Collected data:
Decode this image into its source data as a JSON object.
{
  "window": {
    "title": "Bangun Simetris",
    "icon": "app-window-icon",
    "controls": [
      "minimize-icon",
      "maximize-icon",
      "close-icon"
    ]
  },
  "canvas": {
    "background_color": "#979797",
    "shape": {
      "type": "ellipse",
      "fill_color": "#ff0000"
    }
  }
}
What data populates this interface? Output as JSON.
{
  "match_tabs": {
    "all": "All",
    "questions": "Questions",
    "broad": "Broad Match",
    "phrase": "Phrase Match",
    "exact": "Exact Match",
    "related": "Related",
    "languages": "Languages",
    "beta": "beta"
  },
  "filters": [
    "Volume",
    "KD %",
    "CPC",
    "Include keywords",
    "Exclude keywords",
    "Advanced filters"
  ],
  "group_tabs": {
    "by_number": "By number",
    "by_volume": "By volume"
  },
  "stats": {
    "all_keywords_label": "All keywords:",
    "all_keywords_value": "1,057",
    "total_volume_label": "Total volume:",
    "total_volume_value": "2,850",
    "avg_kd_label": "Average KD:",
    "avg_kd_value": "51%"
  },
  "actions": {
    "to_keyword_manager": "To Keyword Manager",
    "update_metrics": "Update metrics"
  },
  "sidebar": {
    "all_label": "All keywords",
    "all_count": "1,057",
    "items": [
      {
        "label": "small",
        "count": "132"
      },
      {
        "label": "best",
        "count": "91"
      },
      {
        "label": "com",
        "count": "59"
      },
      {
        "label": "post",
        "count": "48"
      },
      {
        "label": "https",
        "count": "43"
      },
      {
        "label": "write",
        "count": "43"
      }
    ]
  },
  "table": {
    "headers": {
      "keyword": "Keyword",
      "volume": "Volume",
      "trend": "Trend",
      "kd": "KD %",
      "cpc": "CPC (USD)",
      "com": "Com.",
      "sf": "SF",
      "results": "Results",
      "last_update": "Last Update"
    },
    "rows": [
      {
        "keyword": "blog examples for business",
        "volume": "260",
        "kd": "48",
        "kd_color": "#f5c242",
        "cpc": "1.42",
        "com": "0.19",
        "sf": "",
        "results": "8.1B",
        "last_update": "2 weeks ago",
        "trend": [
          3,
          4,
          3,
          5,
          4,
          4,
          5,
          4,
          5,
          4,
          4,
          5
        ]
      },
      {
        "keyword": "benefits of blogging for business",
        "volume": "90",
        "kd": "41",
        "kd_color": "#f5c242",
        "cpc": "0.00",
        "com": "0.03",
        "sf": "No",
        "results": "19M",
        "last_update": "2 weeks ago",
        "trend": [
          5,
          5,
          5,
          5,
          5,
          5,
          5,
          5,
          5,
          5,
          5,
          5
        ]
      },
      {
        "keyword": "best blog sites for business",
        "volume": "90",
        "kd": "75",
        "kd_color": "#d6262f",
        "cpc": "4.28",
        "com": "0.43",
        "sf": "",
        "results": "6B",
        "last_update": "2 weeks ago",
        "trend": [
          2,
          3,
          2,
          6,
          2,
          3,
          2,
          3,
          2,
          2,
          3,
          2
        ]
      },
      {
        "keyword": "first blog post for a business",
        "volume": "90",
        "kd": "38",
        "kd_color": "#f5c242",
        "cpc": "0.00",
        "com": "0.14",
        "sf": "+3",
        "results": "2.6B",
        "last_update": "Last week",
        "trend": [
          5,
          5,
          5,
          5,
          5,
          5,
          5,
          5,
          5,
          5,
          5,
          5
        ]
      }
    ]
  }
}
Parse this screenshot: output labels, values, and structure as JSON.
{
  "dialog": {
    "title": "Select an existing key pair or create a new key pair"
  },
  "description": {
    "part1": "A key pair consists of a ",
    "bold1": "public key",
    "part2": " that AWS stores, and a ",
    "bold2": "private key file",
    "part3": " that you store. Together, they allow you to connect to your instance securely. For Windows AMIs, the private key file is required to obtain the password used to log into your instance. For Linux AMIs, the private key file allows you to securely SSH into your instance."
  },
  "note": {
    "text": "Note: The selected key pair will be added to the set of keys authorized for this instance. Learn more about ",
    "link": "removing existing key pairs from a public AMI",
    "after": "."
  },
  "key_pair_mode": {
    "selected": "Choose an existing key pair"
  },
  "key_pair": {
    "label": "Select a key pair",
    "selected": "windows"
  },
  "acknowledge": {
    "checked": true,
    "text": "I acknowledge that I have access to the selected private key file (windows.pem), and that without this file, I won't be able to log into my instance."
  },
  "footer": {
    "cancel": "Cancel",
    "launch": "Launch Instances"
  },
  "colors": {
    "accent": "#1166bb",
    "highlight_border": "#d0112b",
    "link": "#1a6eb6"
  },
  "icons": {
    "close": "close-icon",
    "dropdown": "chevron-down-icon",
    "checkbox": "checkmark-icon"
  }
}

## PROBLEM DETAILS:
Which lines above hold the word "text"? Copy each of them.

## EXERCISE SOLUTION:
    "text": "Note: The selected key pair will be added to the set of keys authorized for this instance. Learn more about ",
    "text": "I acknowledge that I have access to the selected private key file (windows.pem), and that without this file, I won't be able to log into my instance."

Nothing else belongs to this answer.